PROBLEM DETAILS
From the listing below, extract each line containing the string "有下列情形之一".

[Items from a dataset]
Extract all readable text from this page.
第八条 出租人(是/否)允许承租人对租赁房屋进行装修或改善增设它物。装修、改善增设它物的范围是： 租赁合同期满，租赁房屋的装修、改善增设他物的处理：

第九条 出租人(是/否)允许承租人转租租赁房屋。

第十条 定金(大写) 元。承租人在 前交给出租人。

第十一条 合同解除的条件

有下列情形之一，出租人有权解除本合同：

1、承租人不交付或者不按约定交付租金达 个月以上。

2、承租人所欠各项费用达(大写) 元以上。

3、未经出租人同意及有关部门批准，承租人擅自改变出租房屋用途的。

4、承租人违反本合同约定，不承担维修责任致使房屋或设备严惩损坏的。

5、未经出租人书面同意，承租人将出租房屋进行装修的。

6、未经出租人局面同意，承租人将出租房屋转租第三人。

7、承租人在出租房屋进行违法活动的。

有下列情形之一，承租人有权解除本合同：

---

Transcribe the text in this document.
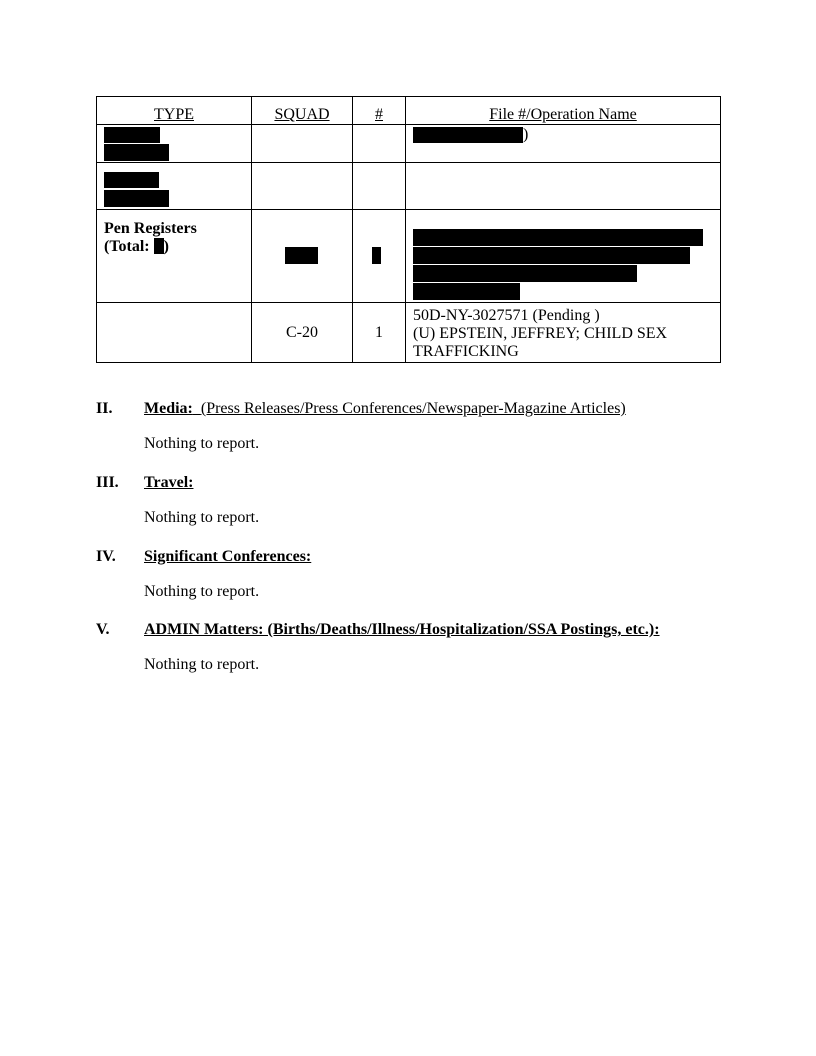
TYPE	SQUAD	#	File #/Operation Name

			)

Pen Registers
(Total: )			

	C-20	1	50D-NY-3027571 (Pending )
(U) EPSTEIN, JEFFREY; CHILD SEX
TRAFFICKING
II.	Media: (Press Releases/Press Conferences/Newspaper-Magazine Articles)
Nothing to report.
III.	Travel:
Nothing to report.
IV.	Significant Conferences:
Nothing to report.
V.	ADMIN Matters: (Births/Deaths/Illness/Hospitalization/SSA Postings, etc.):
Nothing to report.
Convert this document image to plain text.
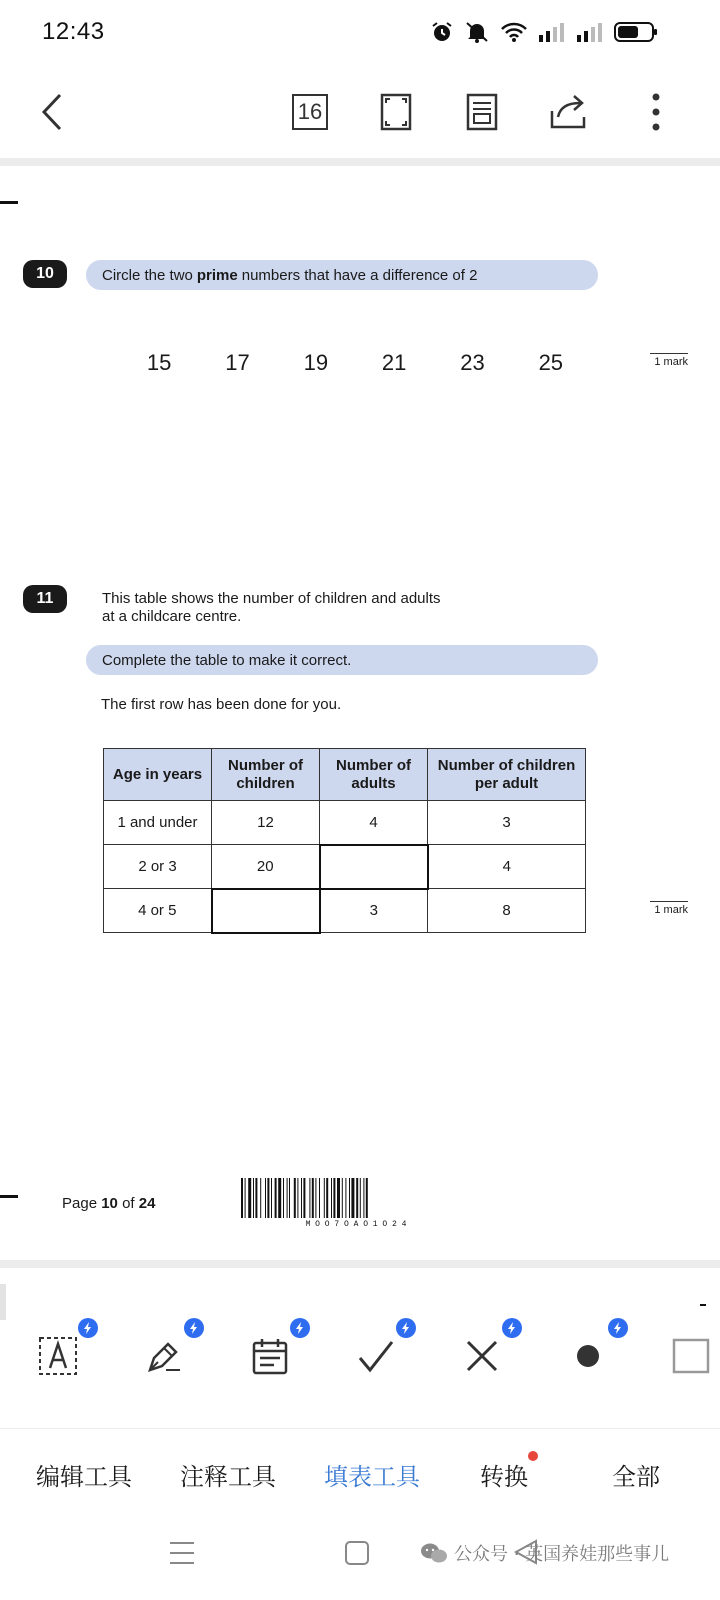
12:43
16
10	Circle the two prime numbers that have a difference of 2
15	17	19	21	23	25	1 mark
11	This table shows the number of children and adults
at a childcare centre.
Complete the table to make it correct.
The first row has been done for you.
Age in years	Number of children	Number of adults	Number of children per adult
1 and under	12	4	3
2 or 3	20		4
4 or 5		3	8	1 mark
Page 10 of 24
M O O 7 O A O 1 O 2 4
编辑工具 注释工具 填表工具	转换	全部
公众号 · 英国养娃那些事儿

---

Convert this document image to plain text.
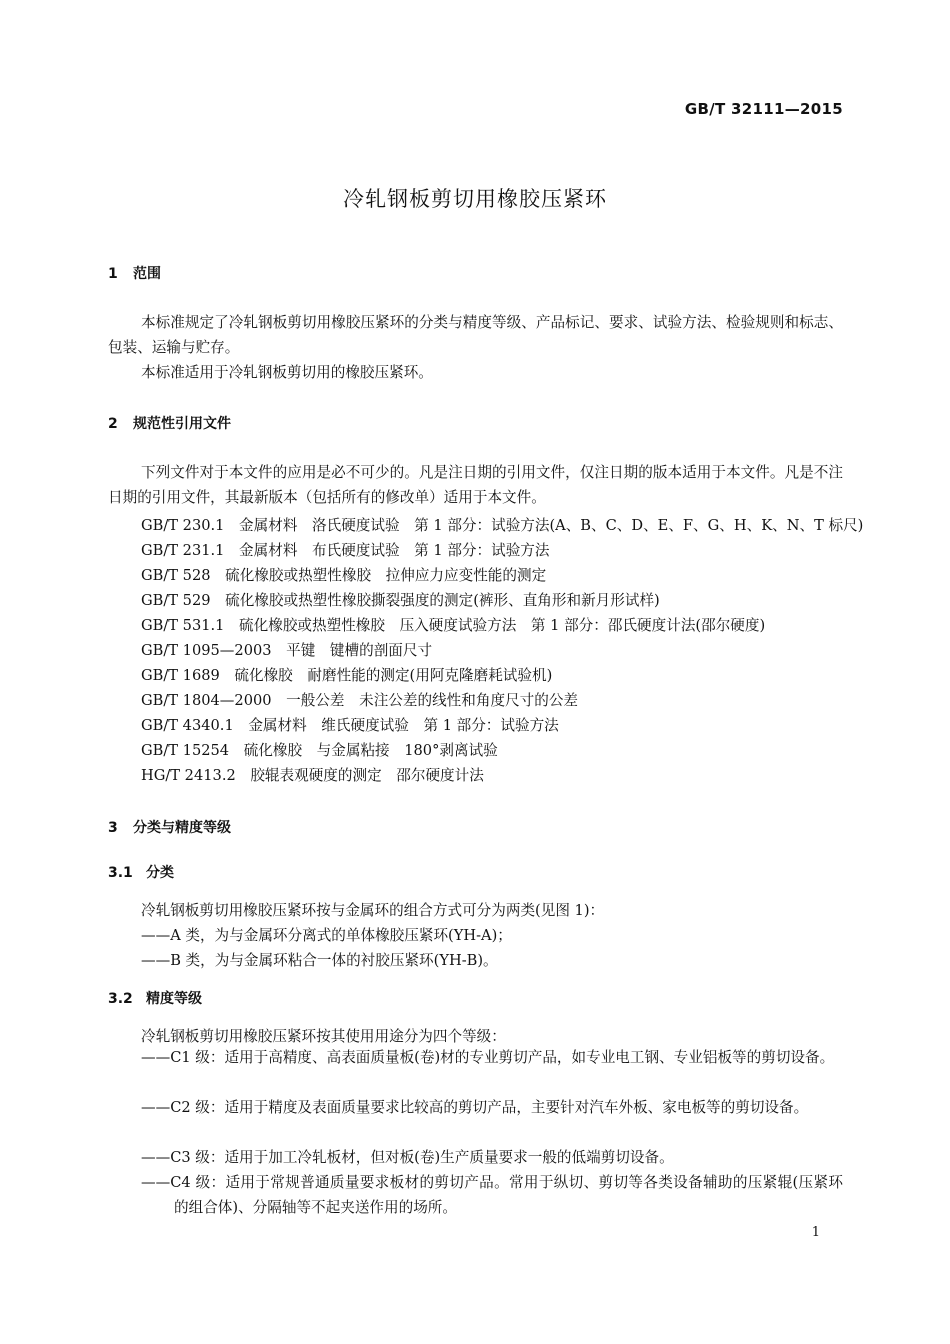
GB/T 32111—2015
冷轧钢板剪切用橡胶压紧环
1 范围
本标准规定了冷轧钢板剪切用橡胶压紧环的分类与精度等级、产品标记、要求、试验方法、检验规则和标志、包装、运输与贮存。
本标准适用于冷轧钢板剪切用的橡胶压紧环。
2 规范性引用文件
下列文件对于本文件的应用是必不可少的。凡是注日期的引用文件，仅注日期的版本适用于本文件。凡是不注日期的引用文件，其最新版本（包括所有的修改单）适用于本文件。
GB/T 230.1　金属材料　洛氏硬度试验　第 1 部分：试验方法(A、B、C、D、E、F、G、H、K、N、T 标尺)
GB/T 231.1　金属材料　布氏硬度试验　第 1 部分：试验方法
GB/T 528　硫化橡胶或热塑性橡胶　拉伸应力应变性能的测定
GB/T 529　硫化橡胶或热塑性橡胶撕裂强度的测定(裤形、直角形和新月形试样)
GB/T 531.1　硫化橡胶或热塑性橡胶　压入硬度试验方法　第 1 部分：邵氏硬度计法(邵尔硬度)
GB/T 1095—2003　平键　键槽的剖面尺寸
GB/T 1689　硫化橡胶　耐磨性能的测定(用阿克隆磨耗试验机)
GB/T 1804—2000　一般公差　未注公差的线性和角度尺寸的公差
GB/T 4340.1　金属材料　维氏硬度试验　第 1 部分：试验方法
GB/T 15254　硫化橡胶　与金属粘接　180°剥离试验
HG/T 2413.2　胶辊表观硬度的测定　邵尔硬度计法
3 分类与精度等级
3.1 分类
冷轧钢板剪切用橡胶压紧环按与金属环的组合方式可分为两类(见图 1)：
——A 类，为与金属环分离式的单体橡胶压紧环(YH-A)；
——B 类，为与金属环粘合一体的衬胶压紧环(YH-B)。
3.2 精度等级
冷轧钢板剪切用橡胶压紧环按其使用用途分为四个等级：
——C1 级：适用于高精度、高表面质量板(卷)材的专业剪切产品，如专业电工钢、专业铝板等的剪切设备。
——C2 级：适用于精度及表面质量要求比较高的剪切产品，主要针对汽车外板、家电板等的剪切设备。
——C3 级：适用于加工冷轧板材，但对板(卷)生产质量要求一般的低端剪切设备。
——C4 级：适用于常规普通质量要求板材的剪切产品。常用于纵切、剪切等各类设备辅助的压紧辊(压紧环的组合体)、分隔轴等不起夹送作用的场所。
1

TASK OUTPUT
有下列情形之一，出租人有权解除本合同：
有下列情形之一，承租人有权解除本合同：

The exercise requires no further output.